(Data excerpts)
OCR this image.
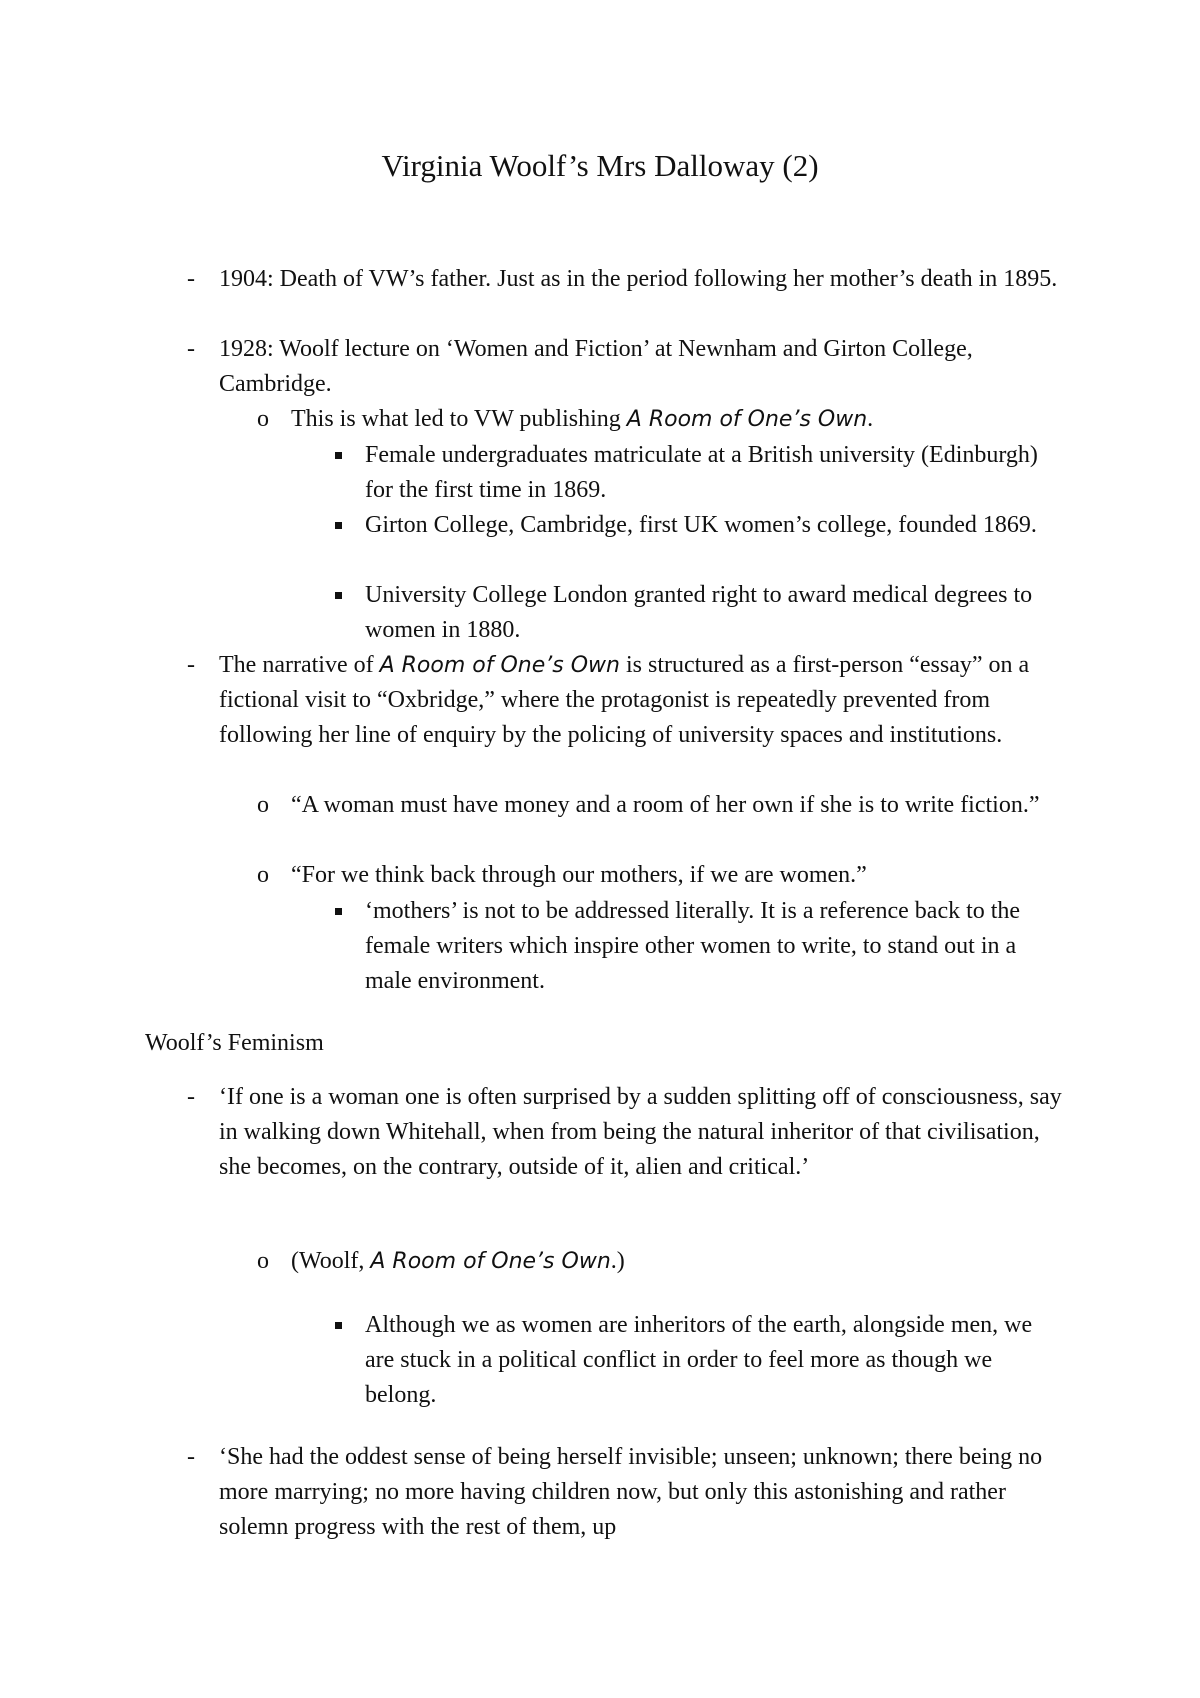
Virginia Woolf’s Mrs Dalloway (2)
- 1904: Death of VW’s father. Just as in the period following her mother’s death in 1895.
- 1928: Woolf lecture on ‘Women and Fiction’ at Newnham and Girton College, Cambridge.
o This is what led to VW publishing A Room of One’s Own.
Female undergraduates matriculate at a British university (Edinburgh) for the first time in 1869.
Girton College, Cambridge, first UK women’s college, founded 1869.
University College London granted right to award medical degrees to women in 1880.
- The narrative of A Room of One’s Own is structured as a first-person “essay” on a fictional visit to “Oxbridge,” where the protagonist is repeatedly prevented from following her line of enquiry by the policing of university spaces and institutions.
o “A woman must have money and a room of her own if she is to write fiction.”
o “For we think back through our mothers, if we are women.”
‘mothers’ is not to be addressed literally. It is a reference back to the female writers which inspire other women to write, to stand out in a male environment.
Woolf’s Feminism
- ‘If one is a woman one is often surprised by a sudden splitting off of consciousness, say in walking down Whitehall, when from being the natural inheritor of that civilisation, she becomes, on the contrary, outside of it, alien and critical.’
o (Woolf, A Room of One’s Own.)
Although we as women are inheritors of the earth, alongside men, we are stuck in a political conflict in order to feel more as though we belong.
- ‘She had the oddest sense of being herself invisible; unseen; unknown; there being no more marrying; no more having children now, but only this astonishing and rather solemn progress with the rest of them, up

PROBLEM DESCRIPTION ▸ Copy out every line from the records that has the word "mothers".

EXERCISE ANSWER ▸
o “For we think back through our mothers, if we are women.”
‘mothers’ is not to be addressed literally. It is a reference back to the female writers which inspire other women to write, to stand out in a male environment.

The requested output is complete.